## REQUIREMENTS
For the listing below, give the number of lines in which "BINANCE" occurs. Add nothing.

"""

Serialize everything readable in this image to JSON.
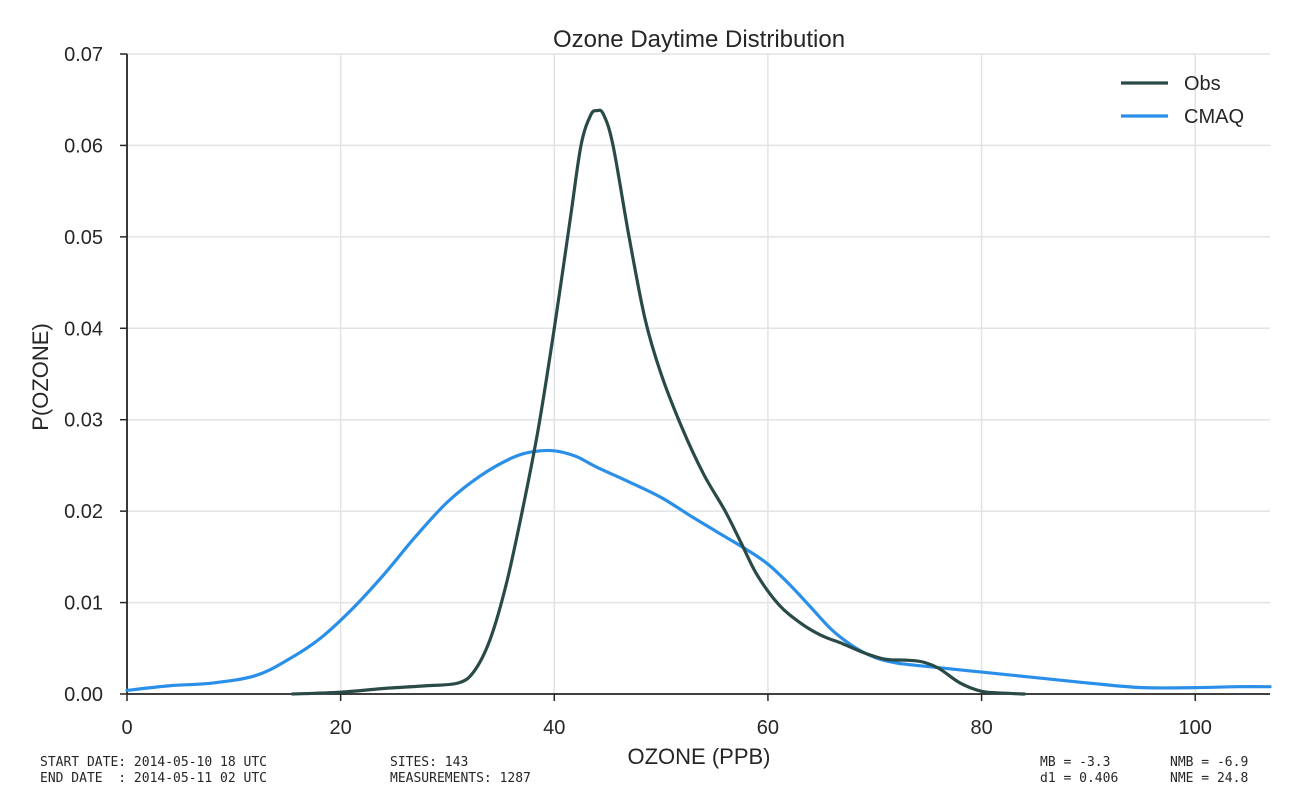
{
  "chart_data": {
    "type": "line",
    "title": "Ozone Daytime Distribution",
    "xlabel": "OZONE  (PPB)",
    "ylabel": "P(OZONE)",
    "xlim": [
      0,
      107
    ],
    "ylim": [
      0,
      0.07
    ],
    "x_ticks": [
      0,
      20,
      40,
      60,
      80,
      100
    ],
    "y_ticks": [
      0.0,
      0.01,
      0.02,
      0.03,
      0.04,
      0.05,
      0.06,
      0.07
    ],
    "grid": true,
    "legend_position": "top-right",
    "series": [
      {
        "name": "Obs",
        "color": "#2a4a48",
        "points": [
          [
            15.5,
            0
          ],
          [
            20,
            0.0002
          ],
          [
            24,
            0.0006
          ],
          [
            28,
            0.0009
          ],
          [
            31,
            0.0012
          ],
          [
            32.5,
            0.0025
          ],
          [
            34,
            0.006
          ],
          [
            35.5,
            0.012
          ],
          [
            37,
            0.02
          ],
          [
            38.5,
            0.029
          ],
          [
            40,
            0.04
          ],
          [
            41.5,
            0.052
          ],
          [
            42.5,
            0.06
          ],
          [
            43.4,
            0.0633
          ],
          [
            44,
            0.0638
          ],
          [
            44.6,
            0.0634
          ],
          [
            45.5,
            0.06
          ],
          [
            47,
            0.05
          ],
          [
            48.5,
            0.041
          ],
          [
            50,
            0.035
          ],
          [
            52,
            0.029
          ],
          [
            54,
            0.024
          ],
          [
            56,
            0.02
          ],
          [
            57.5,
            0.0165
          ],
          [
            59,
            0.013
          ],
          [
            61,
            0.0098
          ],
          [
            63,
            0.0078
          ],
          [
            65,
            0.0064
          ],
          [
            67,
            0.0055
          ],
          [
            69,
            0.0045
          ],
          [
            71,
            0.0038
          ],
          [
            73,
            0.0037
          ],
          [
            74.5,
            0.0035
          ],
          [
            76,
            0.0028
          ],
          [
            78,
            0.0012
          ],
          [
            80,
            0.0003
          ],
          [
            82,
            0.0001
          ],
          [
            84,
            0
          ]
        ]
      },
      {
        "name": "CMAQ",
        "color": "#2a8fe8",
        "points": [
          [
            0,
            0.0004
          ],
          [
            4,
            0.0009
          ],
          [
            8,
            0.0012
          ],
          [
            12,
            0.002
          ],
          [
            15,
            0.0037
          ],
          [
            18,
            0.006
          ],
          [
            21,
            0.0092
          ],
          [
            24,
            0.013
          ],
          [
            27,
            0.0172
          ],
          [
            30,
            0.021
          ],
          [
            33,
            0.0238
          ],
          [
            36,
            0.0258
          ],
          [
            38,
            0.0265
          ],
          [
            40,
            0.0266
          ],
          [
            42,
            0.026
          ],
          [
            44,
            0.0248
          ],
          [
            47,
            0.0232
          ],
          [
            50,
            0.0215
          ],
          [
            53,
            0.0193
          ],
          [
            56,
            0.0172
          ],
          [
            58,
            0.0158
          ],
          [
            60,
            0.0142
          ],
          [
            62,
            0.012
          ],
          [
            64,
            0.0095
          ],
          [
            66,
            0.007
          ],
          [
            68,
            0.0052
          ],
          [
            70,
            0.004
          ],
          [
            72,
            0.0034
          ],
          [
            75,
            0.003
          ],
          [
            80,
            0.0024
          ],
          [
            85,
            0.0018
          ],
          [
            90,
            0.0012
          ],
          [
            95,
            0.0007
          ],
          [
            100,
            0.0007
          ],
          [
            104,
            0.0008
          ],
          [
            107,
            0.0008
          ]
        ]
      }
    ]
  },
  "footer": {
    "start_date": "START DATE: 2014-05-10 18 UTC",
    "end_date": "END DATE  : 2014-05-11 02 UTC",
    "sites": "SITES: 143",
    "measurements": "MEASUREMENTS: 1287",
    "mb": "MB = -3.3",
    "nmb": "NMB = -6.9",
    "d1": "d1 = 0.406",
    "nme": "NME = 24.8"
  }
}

"""
"""

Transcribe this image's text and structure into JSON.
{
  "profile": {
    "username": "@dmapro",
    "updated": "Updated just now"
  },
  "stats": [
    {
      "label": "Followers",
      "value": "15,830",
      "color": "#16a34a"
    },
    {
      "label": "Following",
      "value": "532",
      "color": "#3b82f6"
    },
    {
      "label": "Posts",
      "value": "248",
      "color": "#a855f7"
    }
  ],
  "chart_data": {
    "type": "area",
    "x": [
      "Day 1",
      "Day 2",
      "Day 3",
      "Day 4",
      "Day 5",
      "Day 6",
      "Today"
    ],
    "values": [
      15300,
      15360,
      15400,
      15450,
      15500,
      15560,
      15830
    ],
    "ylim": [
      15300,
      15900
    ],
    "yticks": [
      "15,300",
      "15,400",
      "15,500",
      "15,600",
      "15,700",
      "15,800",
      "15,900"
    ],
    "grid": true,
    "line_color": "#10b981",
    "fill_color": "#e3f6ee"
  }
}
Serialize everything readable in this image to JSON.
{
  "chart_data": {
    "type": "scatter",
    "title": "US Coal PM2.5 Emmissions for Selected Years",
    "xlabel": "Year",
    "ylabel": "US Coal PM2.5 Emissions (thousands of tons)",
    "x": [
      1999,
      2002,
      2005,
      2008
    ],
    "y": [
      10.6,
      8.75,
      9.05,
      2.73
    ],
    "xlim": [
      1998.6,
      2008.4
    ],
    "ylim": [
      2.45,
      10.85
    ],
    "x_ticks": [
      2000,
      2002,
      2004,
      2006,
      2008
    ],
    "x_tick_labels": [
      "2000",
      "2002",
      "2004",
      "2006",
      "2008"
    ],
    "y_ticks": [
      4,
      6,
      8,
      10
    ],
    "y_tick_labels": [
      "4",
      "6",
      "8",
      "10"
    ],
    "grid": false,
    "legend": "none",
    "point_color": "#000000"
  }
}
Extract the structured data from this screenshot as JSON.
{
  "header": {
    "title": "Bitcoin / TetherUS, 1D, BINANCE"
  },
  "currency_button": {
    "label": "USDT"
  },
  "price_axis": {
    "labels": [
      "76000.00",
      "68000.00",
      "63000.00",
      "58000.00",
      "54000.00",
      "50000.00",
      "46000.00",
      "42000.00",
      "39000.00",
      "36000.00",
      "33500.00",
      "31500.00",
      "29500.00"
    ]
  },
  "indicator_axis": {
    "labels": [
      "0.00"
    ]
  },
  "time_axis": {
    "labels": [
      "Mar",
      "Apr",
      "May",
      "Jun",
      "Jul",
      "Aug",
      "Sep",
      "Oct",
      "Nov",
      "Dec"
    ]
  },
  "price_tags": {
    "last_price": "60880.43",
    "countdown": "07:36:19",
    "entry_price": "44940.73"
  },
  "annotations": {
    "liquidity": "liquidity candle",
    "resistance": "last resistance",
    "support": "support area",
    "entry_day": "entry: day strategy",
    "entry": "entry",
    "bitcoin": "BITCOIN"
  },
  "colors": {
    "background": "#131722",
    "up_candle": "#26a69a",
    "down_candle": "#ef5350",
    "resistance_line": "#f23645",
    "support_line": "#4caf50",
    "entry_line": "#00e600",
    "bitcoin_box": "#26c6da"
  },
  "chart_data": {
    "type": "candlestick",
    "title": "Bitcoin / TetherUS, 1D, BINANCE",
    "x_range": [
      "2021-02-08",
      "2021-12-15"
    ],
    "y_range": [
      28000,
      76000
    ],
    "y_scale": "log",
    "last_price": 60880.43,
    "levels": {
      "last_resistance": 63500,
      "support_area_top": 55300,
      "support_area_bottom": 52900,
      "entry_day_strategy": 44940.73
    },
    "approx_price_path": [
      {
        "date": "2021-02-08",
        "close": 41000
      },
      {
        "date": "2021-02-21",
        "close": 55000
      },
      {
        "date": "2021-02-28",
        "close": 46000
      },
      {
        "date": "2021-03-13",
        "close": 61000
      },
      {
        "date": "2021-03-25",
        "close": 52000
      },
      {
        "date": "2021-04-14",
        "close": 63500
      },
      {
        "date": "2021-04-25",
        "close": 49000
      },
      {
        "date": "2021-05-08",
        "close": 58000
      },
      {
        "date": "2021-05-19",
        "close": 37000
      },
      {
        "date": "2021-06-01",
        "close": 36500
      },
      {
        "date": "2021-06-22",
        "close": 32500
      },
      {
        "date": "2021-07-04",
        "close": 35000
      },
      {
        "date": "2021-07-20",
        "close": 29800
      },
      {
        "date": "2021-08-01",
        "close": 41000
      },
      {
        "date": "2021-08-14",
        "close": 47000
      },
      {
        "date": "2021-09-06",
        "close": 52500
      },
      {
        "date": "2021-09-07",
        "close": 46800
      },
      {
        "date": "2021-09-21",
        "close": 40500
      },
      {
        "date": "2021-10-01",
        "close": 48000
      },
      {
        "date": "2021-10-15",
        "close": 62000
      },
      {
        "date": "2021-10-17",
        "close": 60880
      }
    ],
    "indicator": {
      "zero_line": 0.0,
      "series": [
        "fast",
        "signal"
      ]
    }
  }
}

"""

## RESULT FOR THIS TASK
2